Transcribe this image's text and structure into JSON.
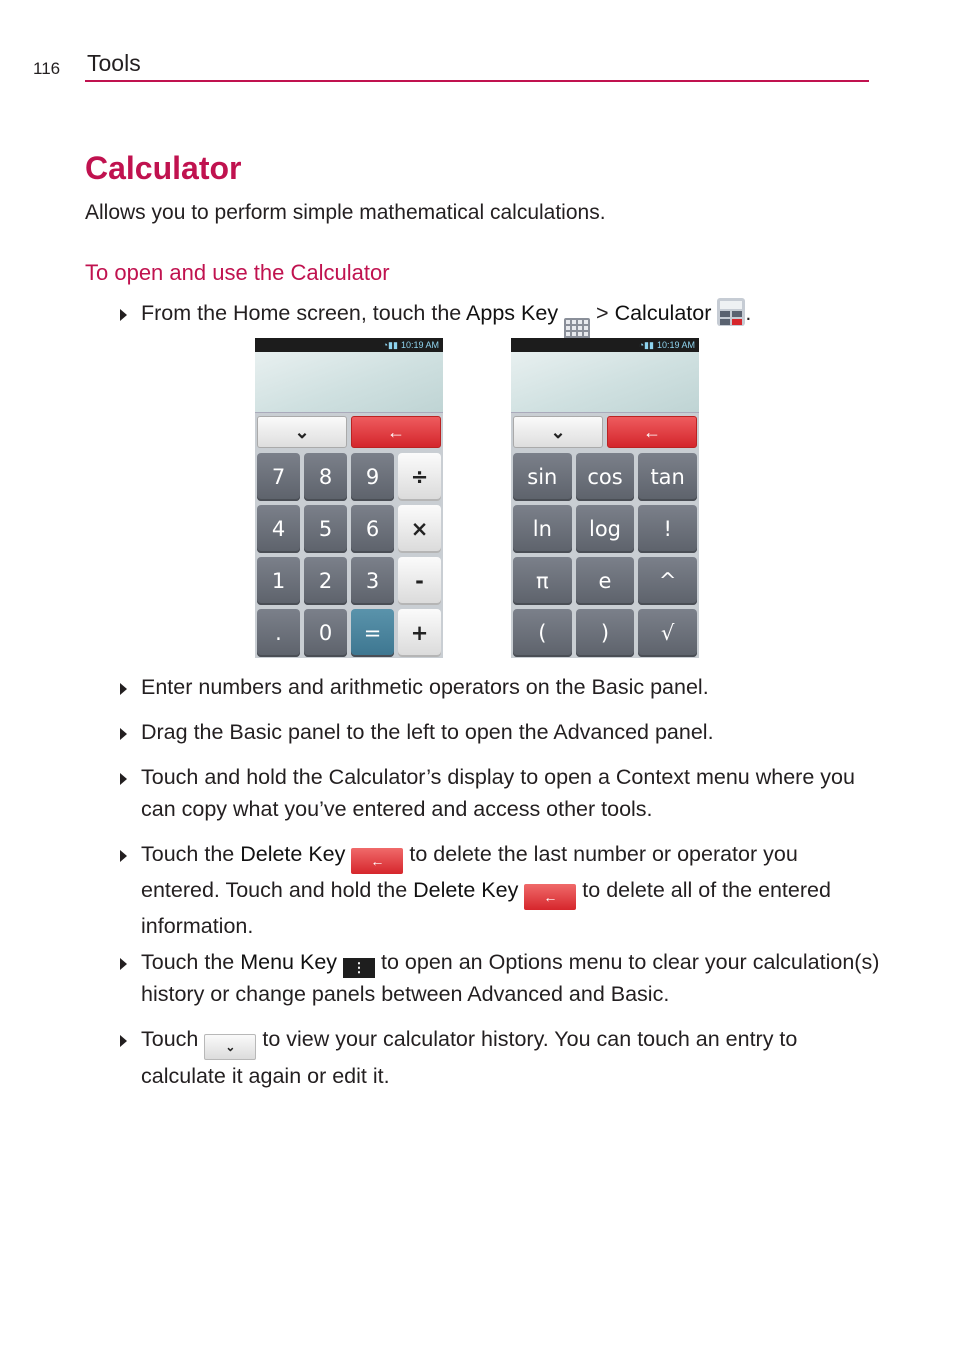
{
  "header": {
    "page_number": "116",
    "section": "Tools"
  },
  "title": "Calculator",
  "intro": "Allows you to perform simple mathematical calculations.",
  "subheading": "To open and use the Calculator",
  "step1": {
    "pre": "From the Home screen, touch the ",
    "apps_key": "Apps Key",
    "sep": " > ",
    "calculator": "Calculator",
    "end": "."
  },
  "phones": {
    "status_time": "10:19 AM",
    "history_key": "⌄",
    "delete_key": "←",
    "basic_keys": [
      "7",
      "8",
      "9",
      "÷",
      "4",
      "5",
      "6",
      "×",
      "1",
      "2",
      "3",
      "-",
      ".",
      "0",
      "=",
      "+"
    ],
    "advanced_keys": [
      "sin",
      "cos",
      "tan",
      "ln",
      "log",
      "!",
      "π",
      "e",
      "^",
      "(",
      ")",
      "√"
    ]
  },
  "bullets": {
    "b1": "Enter numbers and arithmetic operators on the Basic panel.",
    "b2": "Drag the Basic panel to the left to open the Advanced panel.",
    "b3": "Touch and hold the Calculator’s display to open a Context menu where you can copy what you’ve entered and access other tools.",
    "b4": {
      "pre": "Touch the ",
      "key": "Delete Key",
      "mid": " to delete the last number or operator you entered. Touch and hold the ",
      "key2": "Delete Key",
      "end": " to delete all of the entered information."
    },
    "b5": {
      "pre": "Touch the ",
      "key": "Menu Key",
      "end": " to open an Options menu to clear your calculation(s) history or change panels between Advanced and Basic."
    },
    "b6": {
      "pre": "Touch ",
      "end": " to view your calculator history. You can touch an entry to calculate it again or edit it."
    }
  },
  "icons": {
    "delete_glyph": "←",
    "menu_glyph": "⋮",
    "history_glyph": "⌄"
  },
  "colors": {
    "accent": "#c0124f",
    "delete_red": "#d6262c",
    "equals_blue": "#3d7690"
  }
}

What you need to do:
Whichever lines contain the string "entered", select and copy them.

Written response:
    "b3": "Touch and hold the Calculator’s display to open a Context menu where you can copy what you’ve entered and access other tools.",
      "mid": " to delete the last number or operator you entered. Touch and hold the ",
      "end": " to delete all of the entered information."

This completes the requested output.